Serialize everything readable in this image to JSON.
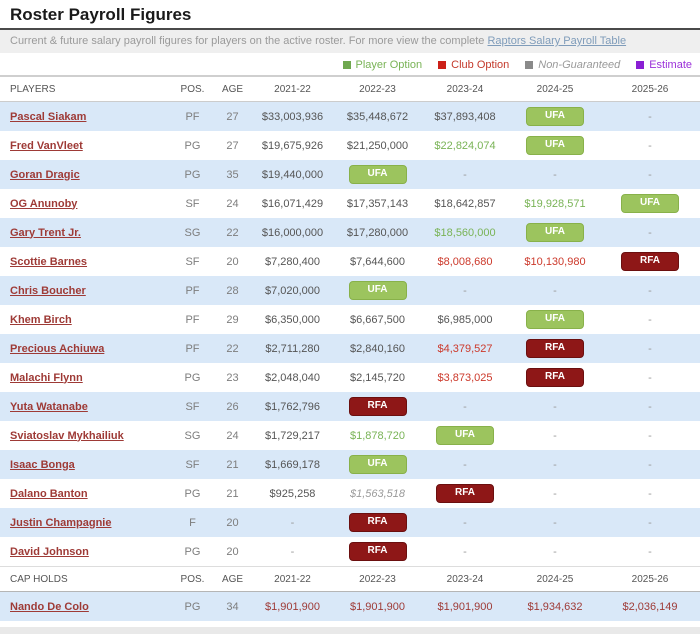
{
  "header": {
    "title": "Roster Payroll Figures",
    "description": "Current & future salary payroll figures for players on the active roster. For more view the complete ",
    "link_text": "Raptors Salary Payroll Table",
    "link_color": "#7f9cba"
  },
  "legend": {
    "items": [
      {
        "label": "Player Option",
        "color": "#6fa84f",
        "text_color": "#79b356",
        "italic": false
      },
      {
        "label": "Club Option",
        "color": "#cc2018",
        "text_color": "#c4392b",
        "italic": false
      },
      {
        "label": "Non-Guaranteed",
        "color": "#8a8a8a",
        "text_color": "#999999",
        "italic": true
      },
      {
        "label": "Estimate",
        "color": "#8a1fd4",
        "text_color": "#9b30d9",
        "italic": false
      }
    ]
  },
  "status_colors": {
    "salary": "#555555",
    "po": "#79b356",
    "co": "#cc392b",
    "ng": "#9a9a9a",
    "dash": "#999999",
    "cap": "#9e3a36",
    "player_link": "#9e3a36",
    "ufa_badge_bg": "#9cc45e",
    "ufa_badge_border": "#88b14a",
    "rfa_badge_bg": "#8e1717",
    "rfa_badge_border": "#6b0f0f"
  },
  "table": {
    "columns": [
      "PLAYERS",
      "POS.",
      "AGE",
      "2021-22",
      "2022-23",
      "2023-24",
      "2024-25",
      "2025-26"
    ],
    "rows": [
      {
        "name": "Pascal Siakam",
        "pos": "PF",
        "age": "27",
        "years": [
          {
            "t": "$33,003,936",
            "k": "salary"
          },
          {
            "t": "$35,448,672",
            "k": "salary"
          },
          {
            "t": "$37,893,408",
            "k": "salary"
          },
          {
            "t": "UFA",
            "k": "ufa"
          },
          {
            "t": "-",
            "k": "dash"
          }
        ]
      },
      {
        "name": "Fred VanVleet",
        "pos": "PG",
        "age": "27",
        "years": [
          {
            "t": "$19,675,926",
            "k": "salary"
          },
          {
            "t": "$21,250,000",
            "k": "salary"
          },
          {
            "t": "$22,824,074",
            "k": "po"
          },
          {
            "t": "UFA",
            "k": "ufa"
          },
          {
            "t": "-",
            "k": "dash"
          }
        ]
      },
      {
        "name": "Goran Dragic",
        "pos": "PG",
        "age": "35",
        "years": [
          {
            "t": "$19,440,000",
            "k": "salary"
          },
          {
            "t": "UFA",
            "k": "ufa"
          },
          {
            "t": "-",
            "k": "dash"
          },
          {
            "t": "-",
            "k": "dash"
          },
          {
            "t": "-",
            "k": "dash"
          }
        ]
      },
      {
        "name": "OG Anunoby",
        "pos": "SF",
        "age": "24",
        "years": [
          {
            "t": "$16,071,429",
            "k": "salary"
          },
          {
            "t": "$17,357,143",
            "k": "salary"
          },
          {
            "t": "$18,642,857",
            "k": "salary"
          },
          {
            "t": "$19,928,571",
            "k": "po"
          },
          {
            "t": "UFA",
            "k": "ufa"
          }
        ]
      },
      {
        "name": "Gary Trent Jr.",
        "pos": "SG",
        "age": "22",
        "years": [
          {
            "t": "$16,000,000",
            "k": "salary"
          },
          {
            "t": "$17,280,000",
            "k": "salary"
          },
          {
            "t": "$18,560,000",
            "k": "po"
          },
          {
            "t": "UFA",
            "k": "ufa"
          },
          {
            "t": "-",
            "k": "dash"
          }
        ]
      },
      {
        "name": "Scottie Barnes",
        "pos": "SF",
        "age": "20",
        "years": [
          {
            "t": "$7,280,400",
            "k": "salary"
          },
          {
            "t": "$7,644,600",
            "k": "salary"
          },
          {
            "t": "$8,008,680",
            "k": "co"
          },
          {
            "t": "$10,130,980",
            "k": "co"
          },
          {
            "t": "RFA",
            "k": "rfa"
          }
        ]
      },
      {
        "name": "Chris Boucher",
        "pos": "PF",
        "age": "28",
        "years": [
          {
            "t": "$7,020,000",
            "k": "salary"
          },
          {
            "t": "UFA",
            "k": "ufa"
          },
          {
            "t": "-",
            "k": "dash"
          },
          {
            "t": "-",
            "k": "dash"
          },
          {
            "t": "-",
            "k": "dash"
          }
        ]
      },
      {
        "name": "Khem Birch",
        "pos": "PF",
        "age": "29",
        "years": [
          {
            "t": "$6,350,000",
            "k": "salary"
          },
          {
            "t": "$6,667,500",
            "k": "salary"
          },
          {
            "t": "$6,985,000",
            "k": "salary"
          },
          {
            "t": "UFA",
            "k": "ufa"
          },
          {
            "t": "-",
            "k": "dash"
          }
        ]
      },
      {
        "name": "Precious Achiuwa",
        "pos": "PF",
        "age": "22",
        "years": [
          {
            "t": "$2,711,280",
            "k": "salary"
          },
          {
            "t": "$2,840,160",
            "k": "salary"
          },
          {
            "t": "$4,379,527",
            "k": "co"
          },
          {
            "t": "RFA",
            "k": "rfa"
          },
          {
            "t": "-",
            "k": "dash"
          }
        ]
      },
      {
        "name": "Malachi Flynn",
        "pos": "PG",
        "age": "23",
        "years": [
          {
            "t": "$2,048,040",
            "k": "salary"
          },
          {
            "t": "$2,145,720",
            "k": "salary"
          },
          {
            "t": "$3,873,025",
            "k": "co"
          },
          {
            "t": "RFA",
            "k": "rfa"
          },
          {
            "t": "-",
            "k": "dash"
          }
        ]
      },
      {
        "name": "Yuta Watanabe",
        "pos": "SF",
        "age": "26",
        "years": [
          {
            "t": "$1,762,796",
            "k": "salary"
          },
          {
            "t": "RFA",
            "k": "rfa"
          },
          {
            "t": "-",
            "k": "dash"
          },
          {
            "t": "-",
            "k": "dash"
          },
          {
            "t": "-",
            "k": "dash"
          }
        ]
      },
      {
        "name": "Sviatoslav Mykhailiuk",
        "pos": "SG",
        "age": "24",
        "years": [
          {
            "t": "$1,729,217",
            "k": "salary"
          },
          {
            "t": "$1,878,720",
            "k": "po"
          },
          {
            "t": "UFA",
            "k": "ufa"
          },
          {
            "t": "-",
            "k": "dash"
          },
          {
            "t": "-",
            "k": "dash"
          }
        ]
      },
      {
        "name": "Isaac Bonga",
        "pos": "SF",
        "age": "21",
        "years": [
          {
            "t": "$1,669,178",
            "k": "salary"
          },
          {
            "t": "UFA",
            "k": "ufa"
          },
          {
            "t": "-",
            "k": "dash"
          },
          {
            "t": "-",
            "k": "dash"
          },
          {
            "t": "-",
            "k": "dash"
          }
        ]
      },
      {
        "name": "Dalano Banton",
        "pos": "PG",
        "age": "21",
        "years": [
          {
            "t": "$925,258",
            "k": "salary"
          },
          {
            "t": "$1,563,518",
            "k": "ng"
          },
          {
            "t": "RFA",
            "k": "rfa"
          },
          {
            "t": "-",
            "k": "dash"
          },
          {
            "t": "-",
            "k": "dash"
          }
        ]
      },
      {
        "name": "Justin Champagnie",
        "pos": "F",
        "age": "20",
        "years": [
          {
            "t": "-",
            "k": "dash"
          },
          {
            "t": "RFA",
            "k": "rfa"
          },
          {
            "t": "-",
            "k": "dash"
          },
          {
            "t": "-",
            "k": "dash"
          },
          {
            "t": "-",
            "k": "dash"
          }
        ]
      },
      {
        "name": "David Johnson",
        "pos": "PG",
        "age": "20",
        "years": [
          {
            "t": "-",
            "k": "dash"
          },
          {
            "t": "RFA",
            "k": "rfa"
          },
          {
            "t": "-",
            "k": "dash"
          },
          {
            "t": "-",
            "k": "dash"
          },
          {
            "t": "-",
            "k": "dash"
          }
        ]
      }
    ],
    "cap_holds": {
      "columns": [
        "CAP HOLDS",
        "POS.",
        "AGE",
        "2021-22",
        "2022-23",
        "2023-24",
        "2024-25",
        "2025-26"
      ],
      "rows": [
        {
          "name": "Nando De Colo",
          "pos": "PG",
          "age": "34",
          "years": [
            {
              "t": "$1,901,900",
              "k": "cap"
            },
            {
              "t": "$1,901,900",
              "k": "cap"
            },
            {
              "t": "$1,901,900",
              "k": "cap"
            },
            {
              "t": "$1,934,632",
              "k": "cap"
            },
            {
              "t": "$2,036,149",
              "k": "cap"
            }
          ]
        }
      ]
    }
  }
}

━━━━━━━━

*Do this*. Pick out the lines containing the string "label".

*Written response*.
        "label": "Player Option",
        "label": "Club Option",
        "label": "Non-Guaranteed",
        "label": "Estimate",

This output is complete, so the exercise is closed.